§ YOUR OBJECTIVE: Give back, unchanged, the line with "Convert this screenshot", the line with "Parse this screenshot: output", and every line between them, and no other line.
# INFORMATION SUPPLIED start
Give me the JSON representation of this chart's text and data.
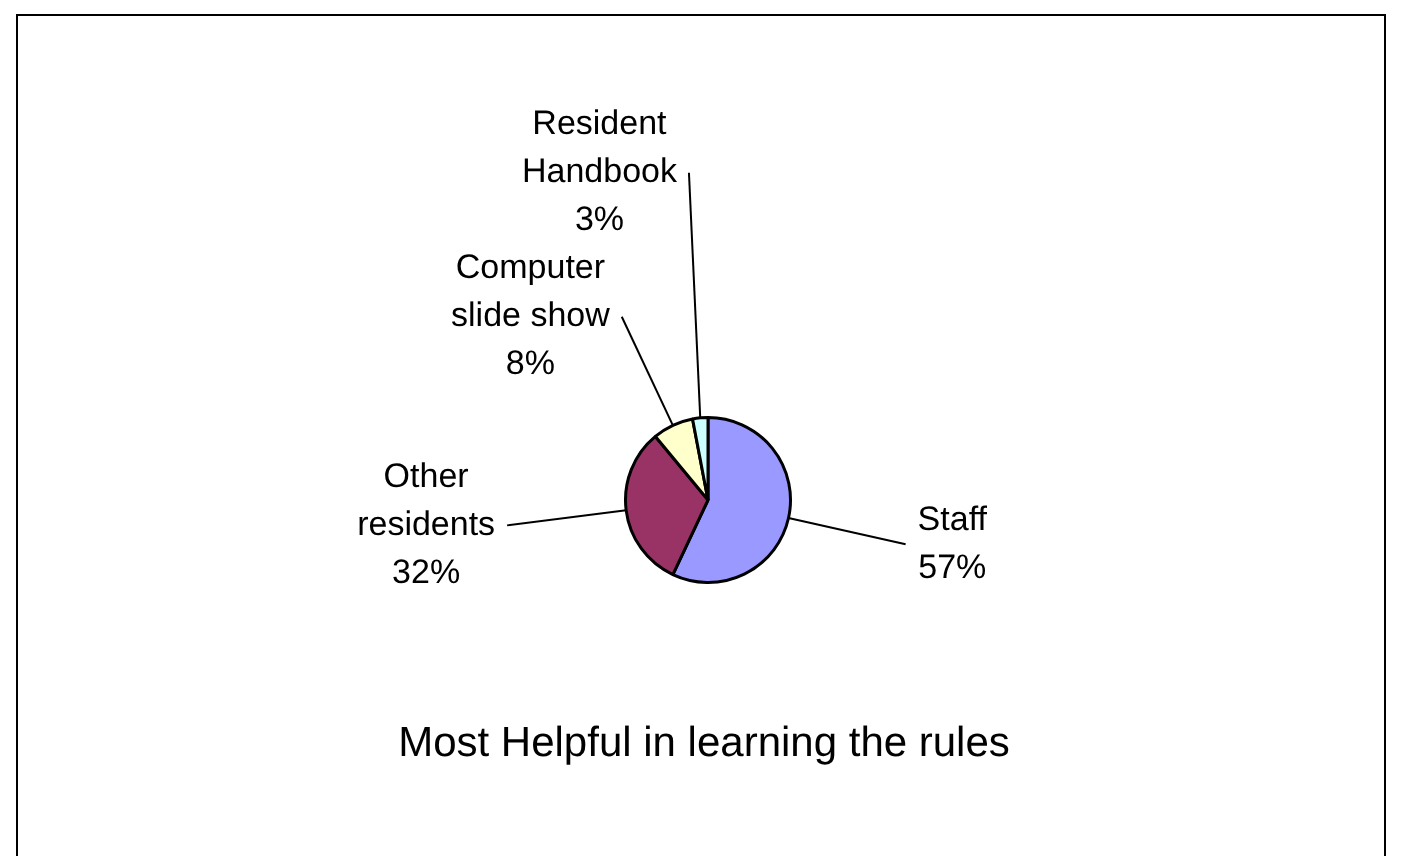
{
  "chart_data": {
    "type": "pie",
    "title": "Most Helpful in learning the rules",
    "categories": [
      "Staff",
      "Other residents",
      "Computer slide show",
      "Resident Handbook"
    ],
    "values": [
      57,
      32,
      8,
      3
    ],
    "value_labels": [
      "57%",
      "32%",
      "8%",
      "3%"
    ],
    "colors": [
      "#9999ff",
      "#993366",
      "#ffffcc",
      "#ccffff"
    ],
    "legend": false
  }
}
# INFORMATION SUPPLIED end
# INFORMATION SUPPLIED start
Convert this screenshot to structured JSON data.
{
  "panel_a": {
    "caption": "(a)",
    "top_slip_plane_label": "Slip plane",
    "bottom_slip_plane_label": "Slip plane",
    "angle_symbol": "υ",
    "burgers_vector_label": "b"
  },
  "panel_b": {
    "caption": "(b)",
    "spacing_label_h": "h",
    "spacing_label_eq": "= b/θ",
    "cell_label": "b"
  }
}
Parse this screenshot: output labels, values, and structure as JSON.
# INFORMATION SUPPLIED end
§ SOLUTION TO THIS PROBLEM:
Convert this screenshot to structured JSON data.
{
  "panel_a": {
    "caption": "(a)",
    "top_slip_plane_label": "Slip plane",
    "bottom_slip_plane_label": "Slip plane",
    "angle_symbol": "υ",
    "burgers_vector_label": "b"
  },
  "panel_b": {
    "caption": "(b)",
    "spacing_label_h": "h",
    "spacing_label_eq": "= b/θ",
    "cell_label": "b"
  }
}
Parse this screenshot: output labels, values, and structure as JSON.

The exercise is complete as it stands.